▶ **Goal**
Extract every line of the material that holds the string "EIJE".

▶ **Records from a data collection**
* start *

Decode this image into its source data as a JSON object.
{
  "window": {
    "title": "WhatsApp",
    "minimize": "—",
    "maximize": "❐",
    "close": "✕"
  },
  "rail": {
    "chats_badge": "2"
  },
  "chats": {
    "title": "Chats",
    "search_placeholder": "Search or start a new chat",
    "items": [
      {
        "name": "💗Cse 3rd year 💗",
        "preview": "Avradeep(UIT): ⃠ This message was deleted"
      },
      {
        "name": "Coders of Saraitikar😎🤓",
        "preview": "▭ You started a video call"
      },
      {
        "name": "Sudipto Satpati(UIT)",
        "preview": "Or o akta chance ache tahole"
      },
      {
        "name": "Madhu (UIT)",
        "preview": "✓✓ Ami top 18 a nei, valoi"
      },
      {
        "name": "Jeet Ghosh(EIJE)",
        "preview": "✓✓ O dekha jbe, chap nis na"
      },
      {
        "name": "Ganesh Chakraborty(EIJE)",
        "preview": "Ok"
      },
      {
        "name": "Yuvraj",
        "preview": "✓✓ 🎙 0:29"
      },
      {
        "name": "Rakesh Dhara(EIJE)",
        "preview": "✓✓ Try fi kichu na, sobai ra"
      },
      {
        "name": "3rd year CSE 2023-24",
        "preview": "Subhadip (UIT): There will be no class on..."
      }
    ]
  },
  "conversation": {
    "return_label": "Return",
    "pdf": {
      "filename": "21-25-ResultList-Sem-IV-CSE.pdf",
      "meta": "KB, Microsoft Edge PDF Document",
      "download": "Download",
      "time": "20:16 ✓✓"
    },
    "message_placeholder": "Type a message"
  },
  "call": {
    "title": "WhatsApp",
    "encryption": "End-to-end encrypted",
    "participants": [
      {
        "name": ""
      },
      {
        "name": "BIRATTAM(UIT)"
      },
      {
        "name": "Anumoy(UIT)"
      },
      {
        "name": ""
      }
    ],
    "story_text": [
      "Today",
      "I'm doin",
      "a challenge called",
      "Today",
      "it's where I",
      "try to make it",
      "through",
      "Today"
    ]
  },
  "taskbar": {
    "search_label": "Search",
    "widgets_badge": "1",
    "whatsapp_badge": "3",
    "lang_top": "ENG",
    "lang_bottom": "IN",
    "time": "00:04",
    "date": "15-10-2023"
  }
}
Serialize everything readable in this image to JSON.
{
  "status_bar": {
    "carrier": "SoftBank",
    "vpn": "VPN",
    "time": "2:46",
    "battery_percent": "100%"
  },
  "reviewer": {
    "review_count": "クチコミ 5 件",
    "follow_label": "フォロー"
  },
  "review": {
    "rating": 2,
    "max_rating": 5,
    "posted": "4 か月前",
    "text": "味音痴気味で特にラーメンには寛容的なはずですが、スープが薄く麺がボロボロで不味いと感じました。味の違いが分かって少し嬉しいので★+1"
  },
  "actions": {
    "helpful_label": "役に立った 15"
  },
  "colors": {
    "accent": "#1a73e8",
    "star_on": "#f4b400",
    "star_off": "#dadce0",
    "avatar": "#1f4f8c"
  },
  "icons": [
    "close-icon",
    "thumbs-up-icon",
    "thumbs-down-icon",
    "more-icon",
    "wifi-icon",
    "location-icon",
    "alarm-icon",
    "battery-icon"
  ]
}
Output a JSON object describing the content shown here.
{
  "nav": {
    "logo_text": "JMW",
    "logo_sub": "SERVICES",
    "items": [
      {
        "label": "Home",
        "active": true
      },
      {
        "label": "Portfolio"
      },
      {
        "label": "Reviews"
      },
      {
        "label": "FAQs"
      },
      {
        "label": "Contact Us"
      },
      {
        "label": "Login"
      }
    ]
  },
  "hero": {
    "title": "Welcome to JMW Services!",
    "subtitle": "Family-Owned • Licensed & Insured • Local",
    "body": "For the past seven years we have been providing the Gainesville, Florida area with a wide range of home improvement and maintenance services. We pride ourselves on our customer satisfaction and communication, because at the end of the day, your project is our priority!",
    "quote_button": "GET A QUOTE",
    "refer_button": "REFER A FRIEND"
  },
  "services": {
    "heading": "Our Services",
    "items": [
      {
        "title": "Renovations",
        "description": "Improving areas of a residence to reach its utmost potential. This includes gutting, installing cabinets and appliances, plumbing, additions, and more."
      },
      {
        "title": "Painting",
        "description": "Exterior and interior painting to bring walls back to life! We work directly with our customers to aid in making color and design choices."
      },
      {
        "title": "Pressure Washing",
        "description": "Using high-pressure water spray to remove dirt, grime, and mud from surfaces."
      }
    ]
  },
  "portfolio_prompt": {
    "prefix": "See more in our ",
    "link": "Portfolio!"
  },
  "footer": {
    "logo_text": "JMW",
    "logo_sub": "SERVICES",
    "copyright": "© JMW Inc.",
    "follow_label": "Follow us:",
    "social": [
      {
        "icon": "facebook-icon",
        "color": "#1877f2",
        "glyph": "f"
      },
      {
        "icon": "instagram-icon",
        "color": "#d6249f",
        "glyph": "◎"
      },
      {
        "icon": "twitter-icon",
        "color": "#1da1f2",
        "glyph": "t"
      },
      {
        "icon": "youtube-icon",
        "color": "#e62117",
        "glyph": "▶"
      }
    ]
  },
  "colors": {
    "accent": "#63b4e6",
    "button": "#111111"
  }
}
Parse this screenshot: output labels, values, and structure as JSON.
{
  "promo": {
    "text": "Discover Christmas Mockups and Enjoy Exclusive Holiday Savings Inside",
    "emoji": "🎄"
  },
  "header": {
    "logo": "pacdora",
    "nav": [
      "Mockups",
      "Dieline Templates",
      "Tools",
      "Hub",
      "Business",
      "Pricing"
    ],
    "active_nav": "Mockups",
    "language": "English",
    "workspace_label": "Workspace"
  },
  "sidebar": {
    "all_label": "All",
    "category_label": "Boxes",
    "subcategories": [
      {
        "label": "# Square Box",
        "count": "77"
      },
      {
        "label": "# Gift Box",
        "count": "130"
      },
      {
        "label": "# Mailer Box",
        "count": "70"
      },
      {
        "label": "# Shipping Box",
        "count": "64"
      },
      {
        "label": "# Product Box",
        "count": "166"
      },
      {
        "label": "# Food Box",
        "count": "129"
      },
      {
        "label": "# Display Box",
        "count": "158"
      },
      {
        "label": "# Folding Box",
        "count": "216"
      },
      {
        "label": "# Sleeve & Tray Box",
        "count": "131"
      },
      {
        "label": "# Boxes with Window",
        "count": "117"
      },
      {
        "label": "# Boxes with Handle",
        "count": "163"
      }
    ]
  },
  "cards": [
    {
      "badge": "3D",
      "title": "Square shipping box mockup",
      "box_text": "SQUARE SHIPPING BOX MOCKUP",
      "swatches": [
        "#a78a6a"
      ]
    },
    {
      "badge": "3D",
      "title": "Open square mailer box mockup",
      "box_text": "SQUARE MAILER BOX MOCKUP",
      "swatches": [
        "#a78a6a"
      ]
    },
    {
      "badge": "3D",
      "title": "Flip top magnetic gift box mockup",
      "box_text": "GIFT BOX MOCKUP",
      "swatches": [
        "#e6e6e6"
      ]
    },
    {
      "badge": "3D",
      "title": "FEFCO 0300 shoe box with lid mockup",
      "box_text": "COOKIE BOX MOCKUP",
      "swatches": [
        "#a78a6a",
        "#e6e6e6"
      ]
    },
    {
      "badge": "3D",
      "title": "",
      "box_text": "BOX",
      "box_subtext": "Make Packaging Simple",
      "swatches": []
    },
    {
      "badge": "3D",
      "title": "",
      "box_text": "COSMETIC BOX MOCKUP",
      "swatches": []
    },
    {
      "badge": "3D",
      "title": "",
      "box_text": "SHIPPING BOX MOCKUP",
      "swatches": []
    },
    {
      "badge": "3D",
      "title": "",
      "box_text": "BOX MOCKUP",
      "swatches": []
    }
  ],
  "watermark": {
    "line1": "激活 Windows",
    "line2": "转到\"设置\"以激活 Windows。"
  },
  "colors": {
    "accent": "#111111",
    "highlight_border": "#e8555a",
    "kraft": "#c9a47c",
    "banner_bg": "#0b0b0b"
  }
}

* end *

▶ **The answer**
        "name": "Jeet Ghosh(EIJE)",
        "name": "Ganesh Chakraborty(EIJE)",
        "name": "Rakesh Dhara(EIJE)",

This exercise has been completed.